§ TASK OBJECTIVE: State only how many lines below include the string "this".

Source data
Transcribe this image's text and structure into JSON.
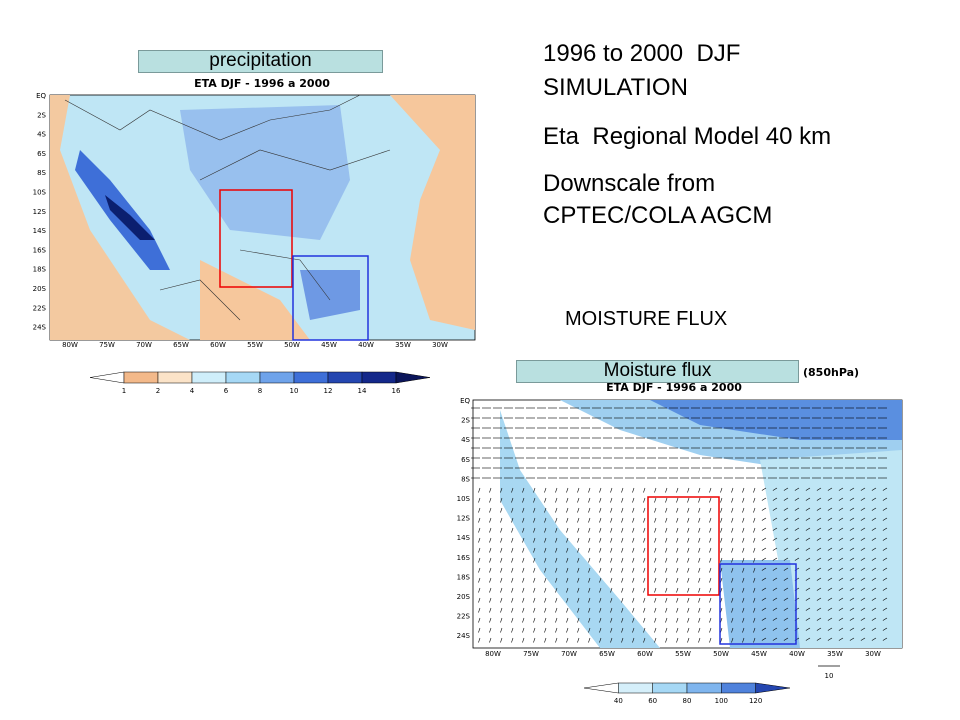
{
  "slide": {
    "notes": [
      "1996 to 2000  DJF",
      "SIMULATION",
      "Eta  Regional Model 40 km",
      "Downscale from",
      "CPTEC/COLA AGCM"
    ],
    "section_title": "MOISTURE FLUX"
  },
  "precip_panel": {
    "label": "precipitation",
    "title": "ETA DJF - 1996 a 2000",
    "lat_labels": [
      "EQ",
      "2S",
      "4S",
      "6S",
      "8S",
      "10S",
      "12S",
      "14S",
      "16S",
      "18S",
      "20S",
      "22S",
      "24S"
    ],
    "lon_labels": [
      "80W",
      "75W",
      "70W",
      "65W",
      "60W",
      "55W",
      "50W",
      "45W",
      "40W",
      "35W",
      "30W"
    ],
    "colorbar_labels": [
      "1",
      "2",
      "4",
      "6",
      "8",
      "10",
      "12",
      "14",
      "16"
    ]
  },
  "moisture_panel": {
    "label": "Moisture flux",
    "title": "ETA DJF - 1996 a 2000",
    "level": "(850hPa)",
    "lat_labels": [
      "EQ",
      "2S",
      "4S",
      "6S",
      "8S",
      "10S",
      "12S",
      "14S",
      "16S",
      "18S",
      "20S",
      "22S",
      "24S"
    ],
    "lon_labels": [
      "80W",
      "75W",
      "70W",
      "65W",
      "60W",
      "55W",
      "50W",
      "45W",
      "40W",
      "35W",
      "30W"
    ],
    "reference_vector": "10",
    "colorbar_labels": [
      "40",
      "60",
      "80",
      "100",
      "120"
    ]
  }
}
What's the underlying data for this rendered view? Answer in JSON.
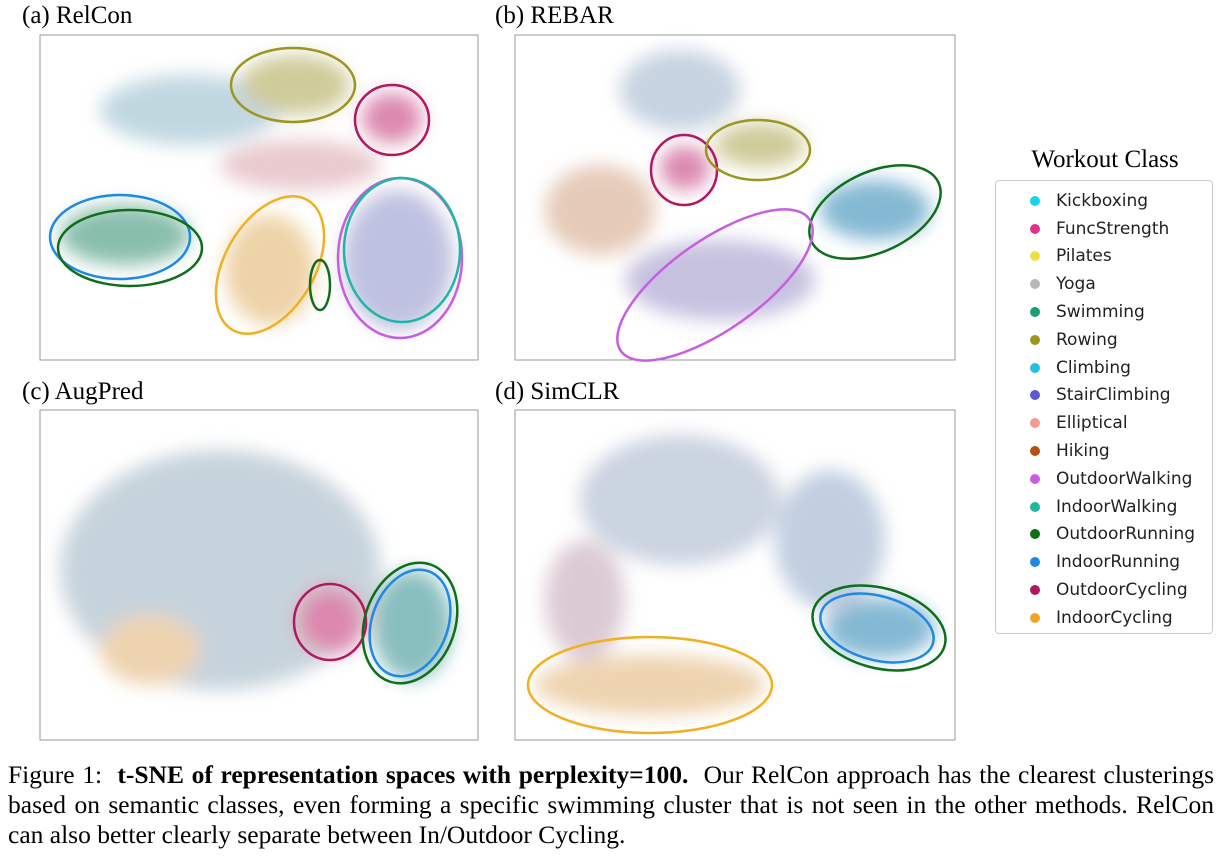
{
  "panels": [
    {
      "label": "(a) RelCon"
    },
    {
      "label": "(b) REBAR"
    },
    {
      "label": "(c) AugPred"
    },
    {
      "label": "(d) SimCLR"
    }
  ],
  "legend": {
    "title": "Workout Class",
    "items": [
      {
        "name": "Kickboxing",
        "color": "#17d4e8"
      },
      {
        "name": "FuncStrength",
        "color": "#e0348c"
      },
      {
        "name": "Pilates",
        "color": "#ede040"
      },
      {
        "name": "Yoga",
        "color": "#b8b8b8"
      },
      {
        "name": "Swimming",
        "color": "#1e9e6e"
      },
      {
        "name": "Rowing",
        "color": "#9a9620"
      },
      {
        "name": "Climbing",
        "color": "#23bfe0"
      },
      {
        "name": "StairClimbing",
        "color": "#5b5bd0"
      },
      {
        "name": "Elliptical",
        "color": "#f59a90"
      },
      {
        "name": "Hiking",
        "color": "#b5520f"
      },
      {
        "name": "OutdoorWalking",
        "color": "#c75ee0"
      },
      {
        "name": "IndoorWalking",
        "color": "#21b5a5"
      },
      {
        "name": "OutdoorRunning",
        "color": "#0e6e1a"
      },
      {
        "name": "IndoorRunning",
        "color": "#1e88e5"
      },
      {
        "name": "OutdoorCycling",
        "color": "#b01860"
      },
      {
        "name": "IndoorCycling",
        "color": "#f0a428"
      }
    ]
  },
  "caption": {
    "lead": "Figure 1:",
    "bold": "t-SNE of representation spaces with perplexity=100.",
    "text": "Our RelCon approach has the clearest clusterings based on semantic classes, even forming a specific swimming cluster that is not seen in the other methods. RelCon can also better clearly separate between In/Outdoor Cycling."
  }
}
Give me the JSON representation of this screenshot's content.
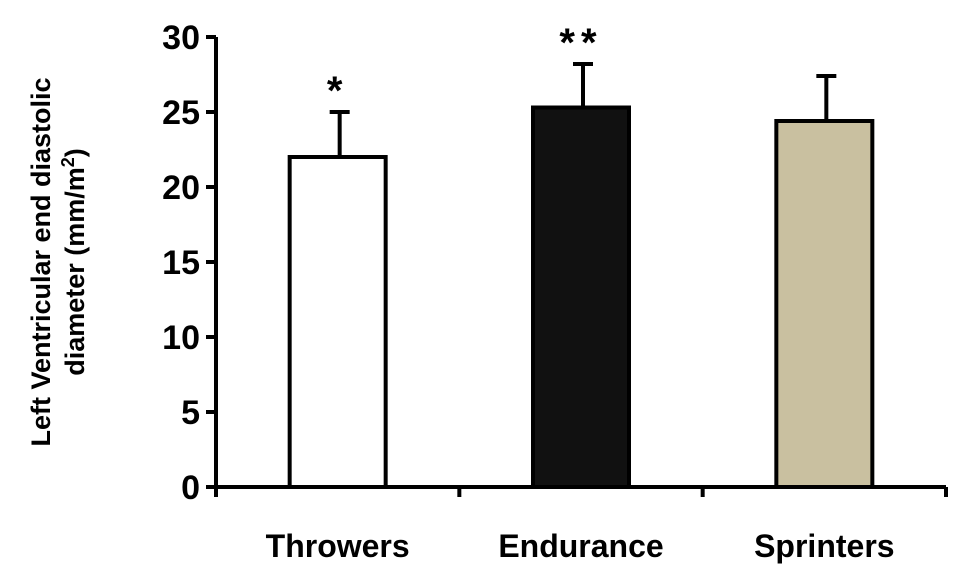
{
  "chart_data": {
    "type": "bar",
    "categories": [
      "Throwers",
      "Endurance",
      "Sprinters"
    ],
    "values": [
      22,
      25.3,
      24.4
    ],
    "errors": [
      3.0,
      2.9,
      3.0
    ],
    "bar_colors": [
      "#ffffff",
      "#111111",
      "#c9c0a0"
    ],
    "significance": [
      "*",
      "**",
      ""
    ],
    "ylabel_line1": "Left Ventricular end diastolic",
    "ylabel_line2_prefix": "diameter (mm/m",
    "ylabel_sup": "2",
    "ylabel_line2_suffix": ")",
    "ylim": [
      0,
      30
    ],
    "yticks": [
      "0",
      "5",
      "10",
      "15",
      "20",
      "25",
      "30"
    ],
    "grid": false
  }
}
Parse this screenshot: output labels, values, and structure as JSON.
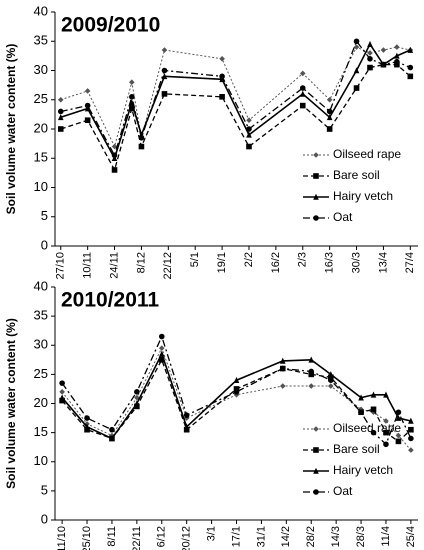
{
  "chart_data": [
    {
      "type": "line",
      "title": "2009/2010",
      "y_label": "Soil volume water content (%)",
      "x": [
        0,
        14,
        28,
        37,
        42,
        54,
        84,
        98,
        126,
        140,
        154,
        161,
        168,
        175,
        182
      ],
      "xlim": [
        -3,
        186
      ],
      "xticks": [
        {
          "value": 0,
          "label": "27/10"
        },
        {
          "value": 14,
          "label": "10/11"
        },
        {
          "value": 28,
          "label": "24/11"
        },
        {
          "value": 42,
          "label": "8/12"
        },
        {
          "value": 56,
          "label": "22/12"
        },
        {
          "value": 70,
          "label": "5/1"
        },
        {
          "value": 84,
          "label": "19/1"
        },
        {
          "value": 98,
          "label": "2/2"
        },
        {
          "value": 112,
          "label": "16/2"
        },
        {
          "value": 126,
          "label": "2/3"
        },
        {
          "value": 140,
          "label": "16/3"
        },
        {
          "value": 154,
          "label": "30/3"
        },
        {
          "value": 168,
          "label": "13/4"
        },
        {
          "value": 182,
          "label": "27/4"
        }
      ],
      "ylim": [
        0,
        40
      ],
      "yticks": [
        0,
        5,
        10,
        15,
        20,
        25,
        30,
        35,
        40
      ],
      "legend": "lower right",
      "series": [
        {
          "name": "Oilseed rape",
          "color": "#555555",
          "values": [
            25,
            26.5,
            17,
            28,
            18.5,
            33.5,
            32,
            21.5,
            29.5,
            25,
            34,
            33,
            33.5,
            34,
            33.5
          ]
        },
        {
          "name": "Bare soil",
          "color": "#000000",
          "values": [
            20,
            21.5,
            13,
            23.5,
            17,
            26,
            25.5,
            17,
            24,
            20,
            27,
            30.5,
            31,
            31,
            29
          ]
        },
        {
          "name": "Hairy vetch",
          "color": "#000000",
          "values": [
            22,
            23.5,
            15,
            24.5,
            19,
            29,
            28.5,
            19,
            26,
            22,
            30,
            34.5,
            31,
            32.5,
            33.5
          ]
        },
        {
          "name": "Oat",
          "color": "#000000",
          "values": [
            23,
            24,
            15.5,
            25.5,
            18.5,
            30,
            29,
            20,
            27,
            23,
            35,
            32,
            31,
            31.5,
            30.5
          ]
        }
      ]
    },
    {
      "type": "line",
      "title": "2010/2011",
      "y_label": "Soil volume water content (%)",
      "x": [
        0,
        14,
        28,
        42,
        56,
        70,
        98,
        124,
        140,
        151,
        168,
        175,
        182,
        189,
        196
      ],
      "xlim": [
        -4,
        200
      ],
      "xticks": [
        {
          "value": 0,
          "label": "11/10"
        },
        {
          "value": 14,
          "label": "25/10"
        },
        {
          "value": 28,
          "label": "8/11"
        },
        {
          "value": 42,
          "label": "22/11"
        },
        {
          "value": 56,
          "label": "6/12"
        },
        {
          "value": 70,
          "label": "20/12"
        },
        {
          "value": 84,
          "label": "3/1"
        },
        {
          "value": 98,
          "label": "17/1"
        },
        {
          "value": 112,
          "label": "31/1"
        },
        {
          "value": 126,
          "label": "14/2"
        },
        {
          "value": 140,
          "label": "28/2"
        },
        {
          "value": 154,
          "label": "14/3"
        },
        {
          "value": 168,
          "label": "28/3"
        },
        {
          "value": 182,
          "label": "11/4"
        },
        {
          "value": 196,
          "label": "25/4"
        }
      ],
      "ylim": [
        0,
        40
      ],
      "yticks": [
        0,
        5,
        10,
        15,
        20,
        25,
        30,
        35,
        40
      ],
      "legend": "lower right",
      "series": [
        {
          "name": "Oilseed rape",
          "color": "#555555",
          "values": [
            22,
            16.5,
            14.5,
            21,
            29.5,
            17.5,
            21.5,
            23,
            23,
            23,
            19,
            18.5,
            17,
            14.5,
            12
          ]
        },
        {
          "name": "Bare soil",
          "color": "#000000",
          "values": [
            20.5,
            15.5,
            14,
            19.5,
            27.5,
            15.5,
            22.5,
            26,
            25,
            24.5,
            18.5,
            19,
            15,
            13.5,
            15.5
          ]
        },
        {
          "name": "Hairy vetch",
          "color": "#000000",
          "values": [
            21,
            16,
            14,
            20,
            28.5,
            16,
            24,
            27.3,
            27.5,
            25,
            21,
            21.5,
            21.5,
            17.5,
            17
          ]
        },
        {
          "name": "Oat",
          "color": "#000000",
          "values": [
            23.5,
            17.5,
            15.5,
            22,
            31.5,
            18,
            22,
            26,
            25.5,
            24,
            18.5,
            15,
            13,
            18.5,
            14
          ]
        }
      ]
    }
  ]
}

§ ANSWER BELOW: 4